[START Extracted material]

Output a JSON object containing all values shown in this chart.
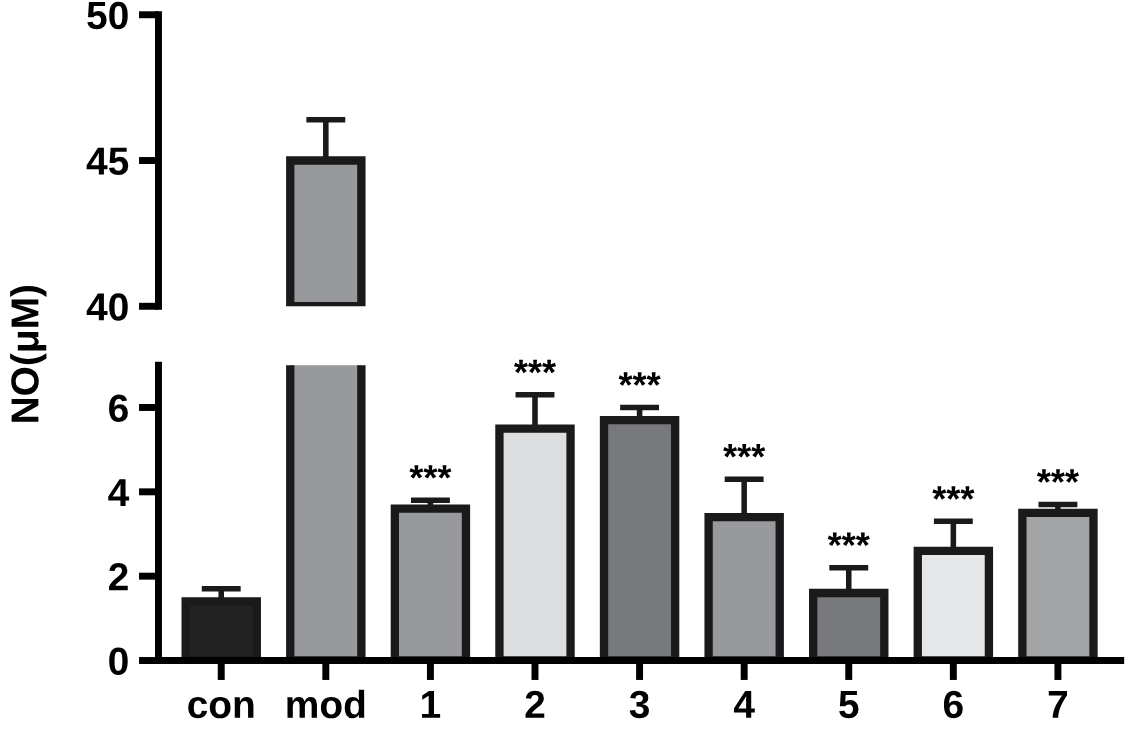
{
  "chart_data": [
    {
      "type": "bar",
      "categories": [
        null,
        null,
        null,
        null,
        null,
        null,
        null,
        null,
        null
      ],
      "values": [
        null,
        45,
        null,
        null,
        null,
        null,
        null,
        null,
        null
      ],
      "colors": [
        "#222222",
        "#97999c",
        "#97999c",
        "#dcdddf",
        "#78797c",
        "#97999c",
        "#78797c",
        "#e6e7e8",
        "#a3a4a6"
      ],
      "errors": [
        null,
        [
          45,
          46.4
        ],
        null,
        null,
        null,
        null,
        null,
        null,
        null
      ],
      "ylim": [
        40,
        50
      ],
      "yticks": [
        40,
        45,
        50
      ],
      "tick_labels": "y"
    },
    {
      "type": "bar",
      "categories": [
        "con",
        "mod",
        "1",
        "2",
        "3",
        "4",
        "5",
        "6",
        "7"
      ],
      "values": [
        1.4,
        null,
        3.6,
        5.5,
        5.7,
        3.4,
        1.6,
        2.6,
        3.5
      ],
      "colors": [
        "#222222",
        "#97999c",
        "#97999c",
        "#dcdddf",
        "#78797c",
        "#97999c",
        "#78797c",
        "#e6e7e8",
        "#a3a4a6"
      ],
      "errors": [
        [
          1.4,
          1.7
        ],
        null,
        [
          3.6,
          3.8
        ],
        [
          5.5,
          6.3
        ],
        [
          5.7,
          6.0
        ],
        [
          3.4,
          4.3
        ],
        [
          1.6,
          2.2
        ],
        [
          2.6,
          3.3
        ],
        [
          3.5,
          3.7
        ]
      ],
      "ylim": [
        0,
        7
      ],
      "yticks": [
        0,
        2,
        4,
        6
      ],
      "ylabel": "NO(μM)",
      "annotations": [
        {
          "text": "***",
          "x": "1",
          "y": 3.8
        },
        {
          "text": "***",
          "x": "2",
          "y": 6.3
        },
        {
          "text": "***",
          "x": "3",
          "y": 6.0
        },
        {
          "text": "***",
          "x": "4",
          "y": 4.3
        },
        {
          "text": "***",
          "x": "5",
          "y": 2.2
        },
        {
          "text": "***",
          "x": "6",
          "y": 3.3
        },
        {
          "text": "***",
          "x": "7",
          "y": 3.7
        }
      ]
    }
  ]
}
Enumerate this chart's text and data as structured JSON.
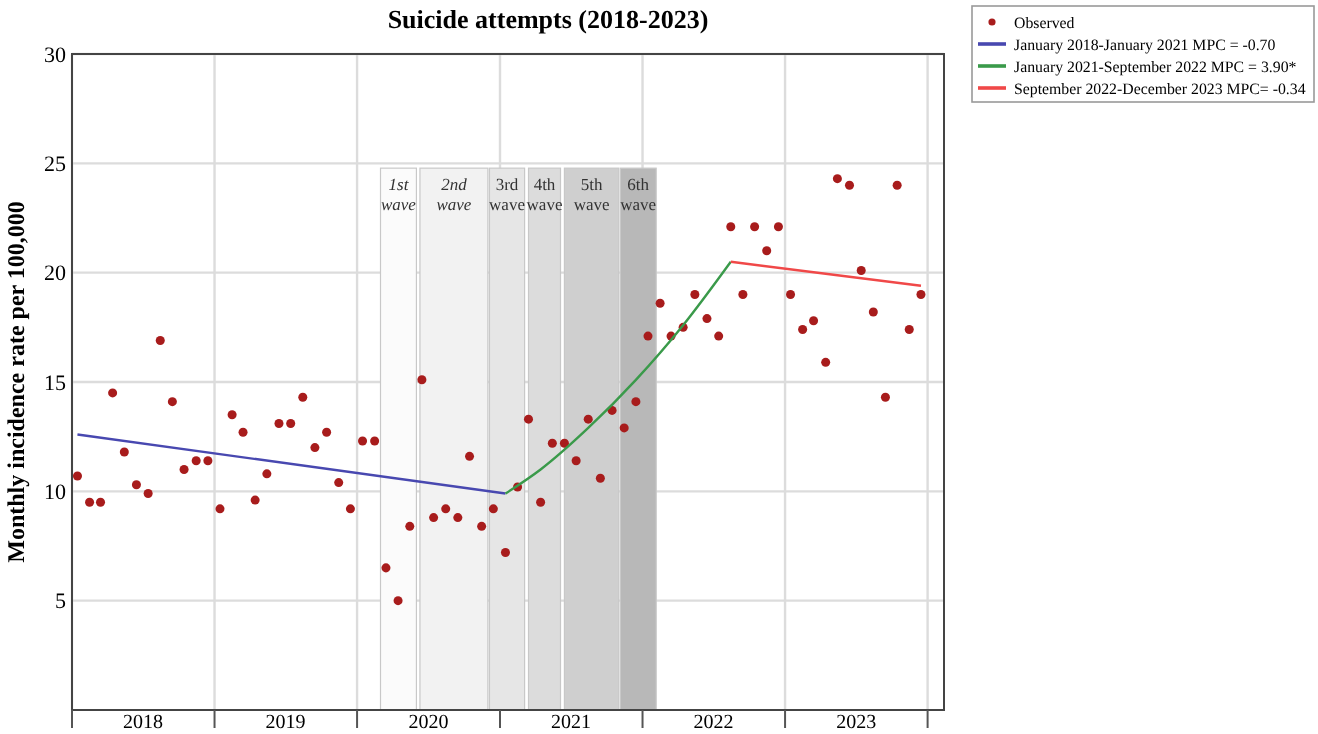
{
  "chart_data": {
    "type": "scatter",
    "title": "Suicide attempts (2018-2023)",
    "ylabel": "Monthly incidence rate per 100,000",
    "xlim": [
      "2018-01-01",
      "2024-02-12"
    ],
    "ylim": [
      0,
      30
    ],
    "xticks": [
      {
        "value": "2018-01-01",
        "label": null
      },
      {
        "value": "2018-07-02",
        "label": "2018"
      },
      {
        "value": "2019-01-01",
        "label": null
      },
      {
        "value": "2019-07-02",
        "label": "2019"
      },
      {
        "value": "2020-01-01",
        "label": null
      },
      {
        "value": "2020-07-02",
        "label": "2020"
      },
      {
        "value": "2021-01-01",
        "label": null
      },
      {
        "value": "2021-07-02",
        "label": "2021"
      },
      {
        "value": "2022-01-01",
        "label": null
      },
      {
        "value": "2022-07-02",
        "label": "2022"
      },
      {
        "value": "2023-01-01",
        "label": null
      },
      {
        "value": "2023-07-02",
        "label": "2023"
      },
      {
        "value": "2024-01-01",
        "label": null
      }
    ],
    "yticks": [
      5,
      10,
      15,
      20,
      25,
      30
    ],
    "grid": true,
    "legend": "top right",
    "bands": [
      {
        "axis": "x",
        "from": "2020-03-01",
        "to": "2020-06-01",
        "label": "1st wave",
        "color": "#fbfbfb"
      },
      {
        "axis": "x",
        "from": "2020-06-10",
        "to": "2020-12-01",
        "label": "2nd wave",
        "color": "#f2f2f2"
      },
      {
        "axis": "x",
        "from": "2020-12-05",
        "to": "2021-03-05",
        "label": "3rd wave",
        "color": "#e6e6e6"
      },
      {
        "axis": "x",
        "from": "2021-03-15",
        "to": "2021-06-05",
        "label": "4th wave",
        "color": "#dcdcdc"
      },
      {
        "axis": "x",
        "from": "2021-06-15",
        "to": "2021-11-01",
        "label": "5th wave",
        "color": "#cfcfcf"
      },
      {
        "axis": "x",
        "from": "2021-11-05",
        "to": "2022-02-05",
        "label": "6th wave",
        "color": "#b8b8b8"
      }
    ],
    "series": [
      {
        "name": "Observed",
        "color": "#a81c1c",
        "marker": "circle",
        "x": [
          "2018-01-15",
          "2018-02-15",
          "2018-03-15",
          "2018-04-15",
          "2018-05-15",
          "2018-06-15",
          "2018-07-15",
          "2018-08-15",
          "2018-09-15",
          "2018-10-15",
          "2018-11-15",
          "2018-12-15",
          "2019-01-15",
          "2019-02-15",
          "2019-03-15",
          "2019-04-15",
          "2019-05-15",
          "2019-06-15",
          "2019-07-15",
          "2019-08-15",
          "2019-09-15",
          "2019-10-15",
          "2019-11-15",
          "2019-12-15",
          "2020-01-15",
          "2020-02-15",
          "2020-03-15",
          "2020-04-15",
          "2020-05-15",
          "2020-06-15",
          "2020-07-15",
          "2020-08-15",
          "2020-09-15",
          "2020-10-15",
          "2020-11-15",
          "2020-12-15",
          "2021-01-15",
          "2021-02-15",
          "2021-03-15",
          "2021-04-15",
          "2021-05-15",
          "2021-06-15",
          "2021-07-15",
          "2021-08-15",
          "2021-09-15",
          "2021-10-15",
          "2021-11-15",
          "2021-12-15",
          "2022-01-15",
          "2022-02-15",
          "2022-03-15",
          "2022-04-15",
          "2022-05-15",
          "2022-06-15",
          "2022-07-15",
          "2022-08-15",
          "2022-09-15",
          "2022-10-15",
          "2022-11-15",
          "2022-12-15",
          "2023-01-15",
          "2023-02-15",
          "2023-03-15",
          "2023-04-15",
          "2023-05-15",
          "2023-06-15",
          "2023-07-15",
          "2023-08-15",
          "2023-09-15",
          "2023-10-15",
          "2023-11-15",
          "2023-12-15"
        ],
        "values": [
          10.7,
          9.5,
          9.5,
          14.5,
          11.8,
          10.3,
          9.9,
          16.9,
          14.1,
          11.0,
          11.4,
          11.4,
          9.2,
          13.5,
          12.7,
          9.6,
          10.8,
          13.1,
          13.1,
          14.3,
          12.0,
          12.7,
          10.4,
          9.2,
          12.3,
          12.3,
          6.5,
          5.0,
          8.4,
          15.1,
          8.8,
          9.2,
          8.8,
          11.6,
          8.4,
          9.2,
          7.2,
          10.2,
          13.3,
          9.5,
          12.2,
          12.2,
          11.4,
          13.3,
          10.6,
          13.7,
          12.9,
          14.1,
          17.1,
          18.6,
          17.1,
          17.5,
          19.0,
          17.9,
          17.1,
          22.1,
          19.0,
          22.1,
          21.0,
          22.1,
          19.0,
          17.4,
          17.8,
          15.9,
          24.3,
          24.0,
          20.1,
          18.2,
          14.3,
          24.0,
          17.4,
          19.0
        ]
      },
      {
        "name": "January 2018-January 2021 MPC = -0.70",
        "type": "line",
        "color": "#4848b0",
        "x": [
          "2018-01-15",
          "2021-01-15"
        ],
        "values": [
          12.6,
          9.9
        ]
      },
      {
        "name": "January 2021-September 2022 MPC = 3.90*",
        "type": "line",
        "color": "#3a9a4a",
        "x": [
          "2021-01-15",
          "2021-04-15",
          "2021-08-15",
          "2021-12-15",
          "2022-04-15",
          "2022-08-15"
        ],
        "values": [
          9.9,
          11.0,
          12.9,
          15.1,
          17.6,
          20.5
        ]
      },
      {
        "name": "September 2022-December 2023 MPC= -0.34",
        "type": "line",
        "color": "#f04848",
        "x": [
          "2022-08-15",
          "2023-12-15"
        ],
        "values": [
          20.5,
          19.4
        ]
      }
    ]
  }
}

[END Extracted material]

### [Stated task]
Gather each line in these records that contains the string "JSON".

### [Task solution]
Output a JSON object containing all values shown in this chart.
Enumerate this chart's text and data as structured JSON.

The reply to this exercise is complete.